EXERCISE TASK -
Write the records below out in full, character for character, with no pictures.

Entries with figure data -
----------
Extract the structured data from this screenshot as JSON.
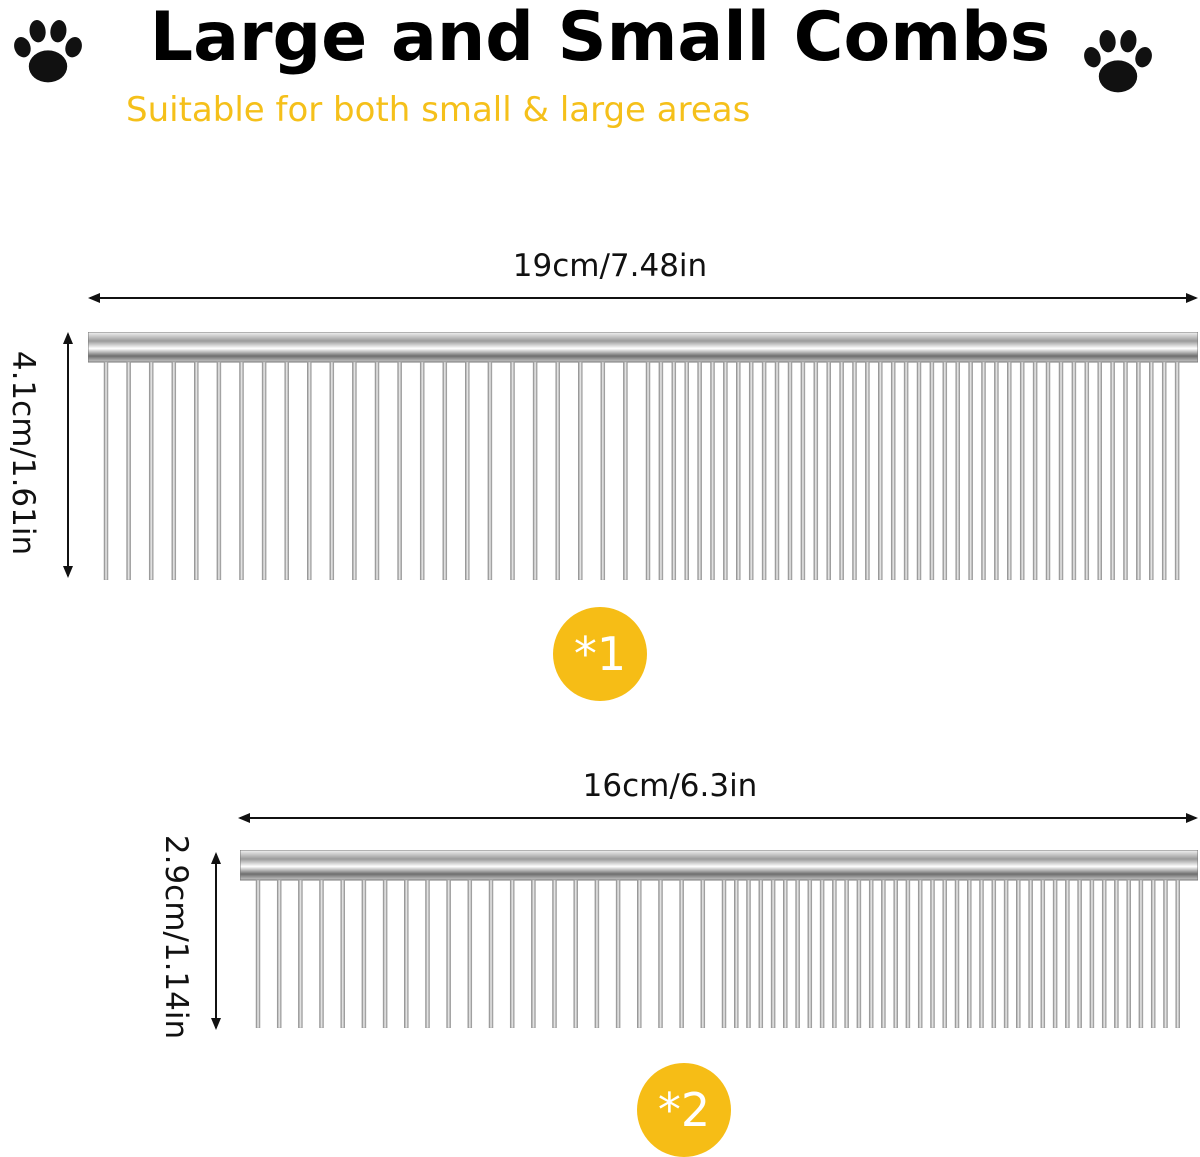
{
  "header": {
    "title": "Large and Small Combs",
    "subtitle": "Suitable for both small & large areas"
  },
  "colors": {
    "accent": "#F5C01A",
    "badge": "#F6BD16",
    "text": "#111111"
  },
  "icons": {
    "left_paw": "paw-print-icon",
    "right_paw": "paw-print-icon"
  },
  "comb_large": {
    "width_label": "19cm/7.48in",
    "height_label": "4.1cm/1.61in",
    "badge": "*1"
  },
  "comb_small": {
    "width_label": "16cm/6.3in",
    "height_label": "2.9cm/1.14in",
    "badge": "*2"
  }
}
----------
THE REPLY -
Extract the structured data from this screenshot as JSON.
{
  "header": {
    "title": "Large and Small Combs",
    "subtitle": "Suitable for both small & large areas"
  },
  "colors": {
    "accent": "#F5C01A",
    "badge": "#F6BD16",
    "text": "#111111"
  },
  "icons": {
    "left_paw": "paw-print-icon",
    "right_paw": "paw-print-icon"
  },
  "comb_large": {
    "width_label": "19cm/7.48in",
    "height_label": "4.1cm/1.61in",
    "badge": "*1"
  },
  "comb_small": {
    "width_label": "16cm/6.3in",
    "height_label": "2.9cm/1.14in",
    "badge": "*2"
  }
}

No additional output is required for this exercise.